■ Work required
Give the listing again in full, exactly as written.

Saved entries
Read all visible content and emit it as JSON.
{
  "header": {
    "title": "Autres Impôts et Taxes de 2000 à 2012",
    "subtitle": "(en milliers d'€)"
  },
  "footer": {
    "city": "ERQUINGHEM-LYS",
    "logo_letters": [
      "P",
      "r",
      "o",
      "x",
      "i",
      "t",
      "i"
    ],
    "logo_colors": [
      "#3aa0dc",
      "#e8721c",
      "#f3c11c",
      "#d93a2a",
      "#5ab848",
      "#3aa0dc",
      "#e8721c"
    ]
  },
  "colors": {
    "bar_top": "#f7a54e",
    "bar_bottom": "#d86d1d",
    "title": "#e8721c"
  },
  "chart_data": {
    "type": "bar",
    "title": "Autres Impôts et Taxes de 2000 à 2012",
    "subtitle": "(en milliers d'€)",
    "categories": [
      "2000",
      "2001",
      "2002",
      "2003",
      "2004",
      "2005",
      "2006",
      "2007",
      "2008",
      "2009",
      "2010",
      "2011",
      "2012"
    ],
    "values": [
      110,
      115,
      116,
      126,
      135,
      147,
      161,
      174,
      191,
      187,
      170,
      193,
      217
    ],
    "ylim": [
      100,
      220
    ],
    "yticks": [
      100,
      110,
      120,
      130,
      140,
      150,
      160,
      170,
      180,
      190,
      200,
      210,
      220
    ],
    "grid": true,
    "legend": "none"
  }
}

■ The result
Read all visible content and emit it as JSON.
{
  "header": {
    "title": "Autres Impôts et Taxes de 2000 à 2012",
    "subtitle": "(en milliers d'€)"
  },
  "footer": {
    "city": "ERQUINGHEM-LYS",
    "logo_letters": [
      "P",
      "r",
      "o",
      "x",
      "i",
      "t",
      "i"
    ],
    "logo_colors": [
      "#3aa0dc",
      "#e8721c",
      "#f3c11c",
      "#d93a2a",
      "#5ab848",
      "#3aa0dc",
      "#e8721c"
    ]
  },
  "colors": {
    "bar_top": "#f7a54e",
    "bar_bottom": "#d86d1d",
    "title": "#e8721c"
  },
  "chart_data": {
    "type": "bar",
    "title": "Autres Impôts et Taxes de 2000 à 2012",
    "subtitle": "(en milliers d'€)",
    "categories": [
      "2000",
      "2001",
      "2002",
      "2003",
      "2004",
      "2005",
      "2006",
      "2007",
      "2008",
      "2009",
      "2010",
      "2011",
      "2012"
    ],
    "values": [
      110,
      115,
      116,
      126,
      135,
      147,
      161,
      174,
      191,
      187,
      170,
      193,
      217
    ],
    "ylim": [
      100,
      220
    ],
    "yticks": [
      100,
      110,
      120,
      130,
      140,
      150,
      160,
      170,
      180,
      190,
      200,
      210,
      220
    ],
    "grid": true,
    "legend": "none"
  }
}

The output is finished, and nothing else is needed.